_WORK REQUIRED_
Scan the lines below for the word "upper". Copy each line you find it in.

>> begin

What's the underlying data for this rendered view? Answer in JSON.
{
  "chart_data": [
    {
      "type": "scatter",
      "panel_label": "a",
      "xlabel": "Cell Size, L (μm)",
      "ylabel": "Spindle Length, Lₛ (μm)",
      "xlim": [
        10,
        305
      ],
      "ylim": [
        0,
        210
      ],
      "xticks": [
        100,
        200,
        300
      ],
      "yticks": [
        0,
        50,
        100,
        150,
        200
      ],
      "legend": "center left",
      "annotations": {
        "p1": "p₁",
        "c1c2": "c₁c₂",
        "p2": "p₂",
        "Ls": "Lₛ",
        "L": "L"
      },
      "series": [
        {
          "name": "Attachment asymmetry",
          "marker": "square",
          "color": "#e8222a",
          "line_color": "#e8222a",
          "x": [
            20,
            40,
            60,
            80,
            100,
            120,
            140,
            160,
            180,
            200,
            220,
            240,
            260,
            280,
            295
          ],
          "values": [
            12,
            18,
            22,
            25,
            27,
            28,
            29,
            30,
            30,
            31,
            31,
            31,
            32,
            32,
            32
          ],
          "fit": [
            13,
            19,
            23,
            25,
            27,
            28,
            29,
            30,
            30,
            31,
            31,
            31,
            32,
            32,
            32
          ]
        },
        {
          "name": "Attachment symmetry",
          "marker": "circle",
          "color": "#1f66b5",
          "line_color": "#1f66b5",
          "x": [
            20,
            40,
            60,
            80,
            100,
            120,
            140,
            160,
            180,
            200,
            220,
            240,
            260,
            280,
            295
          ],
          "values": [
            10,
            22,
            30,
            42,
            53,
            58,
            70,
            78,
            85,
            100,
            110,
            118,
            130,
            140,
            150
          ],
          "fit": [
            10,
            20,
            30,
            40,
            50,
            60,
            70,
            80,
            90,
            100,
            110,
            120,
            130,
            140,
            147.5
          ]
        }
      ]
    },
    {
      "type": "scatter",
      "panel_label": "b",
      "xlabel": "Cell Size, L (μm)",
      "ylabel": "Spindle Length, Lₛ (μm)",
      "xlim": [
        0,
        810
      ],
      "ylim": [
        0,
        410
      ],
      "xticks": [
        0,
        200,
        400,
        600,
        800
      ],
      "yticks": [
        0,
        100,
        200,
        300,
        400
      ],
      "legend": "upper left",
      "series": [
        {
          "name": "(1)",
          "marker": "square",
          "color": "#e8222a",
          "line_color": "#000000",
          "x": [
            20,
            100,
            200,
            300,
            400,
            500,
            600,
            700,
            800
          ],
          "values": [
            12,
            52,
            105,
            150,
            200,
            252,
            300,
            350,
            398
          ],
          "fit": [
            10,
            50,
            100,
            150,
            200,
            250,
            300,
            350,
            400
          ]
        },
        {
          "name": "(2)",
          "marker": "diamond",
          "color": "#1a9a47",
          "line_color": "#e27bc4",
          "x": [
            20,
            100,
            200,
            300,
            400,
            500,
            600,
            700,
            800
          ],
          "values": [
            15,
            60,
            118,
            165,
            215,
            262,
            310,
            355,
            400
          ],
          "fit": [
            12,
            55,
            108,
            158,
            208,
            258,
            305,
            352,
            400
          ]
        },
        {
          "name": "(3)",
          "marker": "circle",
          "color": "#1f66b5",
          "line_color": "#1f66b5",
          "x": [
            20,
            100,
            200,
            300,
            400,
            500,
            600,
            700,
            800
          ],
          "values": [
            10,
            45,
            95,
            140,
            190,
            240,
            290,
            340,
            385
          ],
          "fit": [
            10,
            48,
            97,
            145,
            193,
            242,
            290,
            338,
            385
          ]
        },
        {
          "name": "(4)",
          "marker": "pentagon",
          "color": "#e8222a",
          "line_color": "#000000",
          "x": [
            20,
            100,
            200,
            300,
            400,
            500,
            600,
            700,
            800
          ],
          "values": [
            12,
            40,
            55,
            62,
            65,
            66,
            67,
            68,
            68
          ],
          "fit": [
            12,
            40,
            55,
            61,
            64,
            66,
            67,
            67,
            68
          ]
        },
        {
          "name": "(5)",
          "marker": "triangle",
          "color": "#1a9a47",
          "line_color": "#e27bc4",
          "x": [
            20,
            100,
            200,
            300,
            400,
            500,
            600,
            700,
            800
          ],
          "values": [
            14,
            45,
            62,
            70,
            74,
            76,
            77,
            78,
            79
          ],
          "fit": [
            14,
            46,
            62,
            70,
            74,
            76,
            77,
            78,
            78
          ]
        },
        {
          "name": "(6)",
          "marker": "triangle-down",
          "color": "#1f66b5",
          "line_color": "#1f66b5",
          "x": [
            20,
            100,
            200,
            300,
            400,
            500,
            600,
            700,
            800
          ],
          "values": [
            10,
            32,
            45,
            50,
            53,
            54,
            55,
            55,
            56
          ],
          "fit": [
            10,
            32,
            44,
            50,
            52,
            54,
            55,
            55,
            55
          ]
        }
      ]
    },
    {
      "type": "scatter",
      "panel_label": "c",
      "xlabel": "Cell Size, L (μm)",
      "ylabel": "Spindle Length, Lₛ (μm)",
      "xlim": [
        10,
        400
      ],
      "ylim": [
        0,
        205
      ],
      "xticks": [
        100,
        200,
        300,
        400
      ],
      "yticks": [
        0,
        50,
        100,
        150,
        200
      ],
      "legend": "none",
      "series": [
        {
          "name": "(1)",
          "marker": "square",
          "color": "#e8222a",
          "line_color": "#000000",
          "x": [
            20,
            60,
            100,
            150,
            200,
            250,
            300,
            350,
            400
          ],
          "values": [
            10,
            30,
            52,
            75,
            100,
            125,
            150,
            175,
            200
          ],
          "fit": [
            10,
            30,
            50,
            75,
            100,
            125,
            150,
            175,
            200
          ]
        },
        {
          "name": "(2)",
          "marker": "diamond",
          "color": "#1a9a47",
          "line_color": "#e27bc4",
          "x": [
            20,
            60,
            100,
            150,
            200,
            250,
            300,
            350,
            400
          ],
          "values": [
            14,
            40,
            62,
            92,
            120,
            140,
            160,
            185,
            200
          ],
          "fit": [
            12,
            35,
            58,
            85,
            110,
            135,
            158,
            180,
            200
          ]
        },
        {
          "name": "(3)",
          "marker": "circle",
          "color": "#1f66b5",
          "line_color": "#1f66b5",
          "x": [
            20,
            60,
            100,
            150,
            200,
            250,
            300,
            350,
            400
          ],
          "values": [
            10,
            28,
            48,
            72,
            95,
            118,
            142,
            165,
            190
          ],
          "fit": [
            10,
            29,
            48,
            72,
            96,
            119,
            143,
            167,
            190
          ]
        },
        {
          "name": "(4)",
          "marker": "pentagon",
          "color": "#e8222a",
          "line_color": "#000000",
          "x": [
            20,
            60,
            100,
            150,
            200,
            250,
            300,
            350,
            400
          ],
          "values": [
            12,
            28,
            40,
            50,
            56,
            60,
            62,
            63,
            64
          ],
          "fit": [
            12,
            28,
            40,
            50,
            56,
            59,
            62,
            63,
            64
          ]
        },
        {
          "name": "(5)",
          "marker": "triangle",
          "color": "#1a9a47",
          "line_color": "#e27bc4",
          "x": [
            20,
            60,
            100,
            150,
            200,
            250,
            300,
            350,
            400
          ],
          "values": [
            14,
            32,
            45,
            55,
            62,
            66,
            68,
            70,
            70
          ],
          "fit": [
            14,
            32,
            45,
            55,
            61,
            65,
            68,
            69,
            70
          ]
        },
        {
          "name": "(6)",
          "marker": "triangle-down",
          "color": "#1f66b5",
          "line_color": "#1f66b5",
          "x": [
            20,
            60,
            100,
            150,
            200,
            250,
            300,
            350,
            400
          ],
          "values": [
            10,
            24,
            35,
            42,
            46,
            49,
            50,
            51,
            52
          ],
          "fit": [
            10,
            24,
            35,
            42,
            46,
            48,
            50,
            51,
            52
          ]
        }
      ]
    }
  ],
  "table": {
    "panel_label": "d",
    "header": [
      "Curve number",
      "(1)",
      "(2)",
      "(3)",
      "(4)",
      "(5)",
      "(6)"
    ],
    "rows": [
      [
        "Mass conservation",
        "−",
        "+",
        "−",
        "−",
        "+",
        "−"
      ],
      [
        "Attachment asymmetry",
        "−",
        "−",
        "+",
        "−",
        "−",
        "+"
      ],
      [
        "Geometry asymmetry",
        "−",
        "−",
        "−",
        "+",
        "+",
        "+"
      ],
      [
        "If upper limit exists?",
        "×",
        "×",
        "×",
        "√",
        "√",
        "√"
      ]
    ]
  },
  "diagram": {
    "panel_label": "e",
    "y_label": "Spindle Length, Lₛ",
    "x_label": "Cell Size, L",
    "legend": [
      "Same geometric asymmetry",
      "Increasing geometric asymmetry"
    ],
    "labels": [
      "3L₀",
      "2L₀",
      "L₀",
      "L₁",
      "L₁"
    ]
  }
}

>> end

_REPLY_
      "legend": "upper left",
        "If upper limit exists?",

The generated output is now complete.